• [Instruction]: Write out each line of the listing as it stands, without the images.

#### Available data ####

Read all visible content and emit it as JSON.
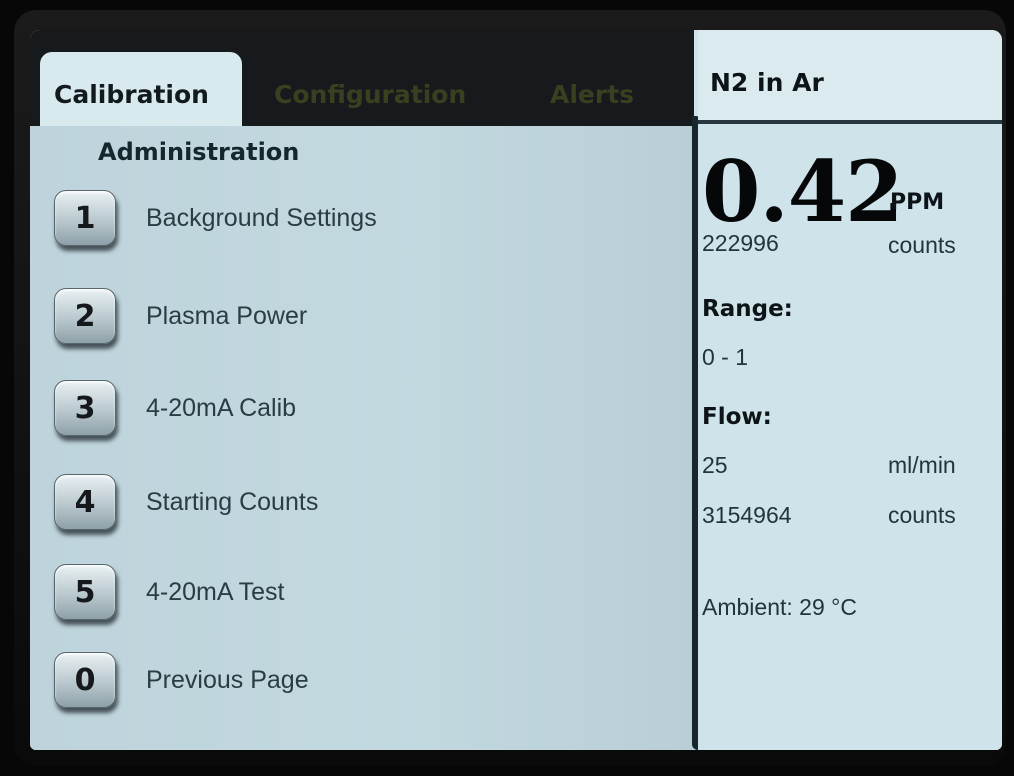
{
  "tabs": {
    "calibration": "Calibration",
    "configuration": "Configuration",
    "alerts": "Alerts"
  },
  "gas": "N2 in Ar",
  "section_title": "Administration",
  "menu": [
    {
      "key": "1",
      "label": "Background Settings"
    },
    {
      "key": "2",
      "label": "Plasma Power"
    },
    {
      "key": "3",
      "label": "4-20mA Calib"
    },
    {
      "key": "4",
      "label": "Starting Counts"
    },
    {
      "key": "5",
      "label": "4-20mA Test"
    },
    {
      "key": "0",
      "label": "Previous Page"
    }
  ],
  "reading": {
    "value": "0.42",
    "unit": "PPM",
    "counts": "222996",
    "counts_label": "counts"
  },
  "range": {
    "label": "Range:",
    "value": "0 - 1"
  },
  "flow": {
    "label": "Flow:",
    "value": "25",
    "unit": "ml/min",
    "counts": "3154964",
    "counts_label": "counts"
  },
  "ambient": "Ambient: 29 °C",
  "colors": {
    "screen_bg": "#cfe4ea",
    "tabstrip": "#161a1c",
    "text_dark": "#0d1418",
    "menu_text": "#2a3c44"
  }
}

####

• [Exercise output]:
Read all visible content and emit it as JSON.
{
  "tabs": {
    "calibration": "Calibration",
    "configuration": "Configuration",
    "alerts": "Alerts"
  },
  "gas": "N2 in Ar",
  "section_title": "Administration",
  "menu": [
    {
      "key": "1",
      "label": "Background Settings"
    },
    {
      "key": "2",
      "label": "Plasma Power"
    },
    {
      "key": "3",
      "label": "4-20mA Calib"
    },
    {
      "key": "4",
      "label": "Starting Counts"
    },
    {
      "key": "5",
      "label": "4-20mA Test"
    },
    {
      "key": "0",
      "label": "Previous Page"
    }
  ],
  "reading": {
    "value": "0.42",
    "unit": "PPM",
    "counts": "222996",
    "counts_label": "counts"
  },
  "range": {
    "label": "Range:",
    "value": "0 - 1"
  },
  "flow": {
    "label": "Flow:",
    "value": "25",
    "unit": "ml/min",
    "counts": "3154964",
    "counts_label": "counts"
  },
  "ambient": "Ambient: 29 °C",
  "colors": {
    "screen_bg": "#cfe4ea",
    "tabstrip": "#161a1c",
    "text_dark": "#0d1418",
    "menu_text": "#2a3c44"
  }
}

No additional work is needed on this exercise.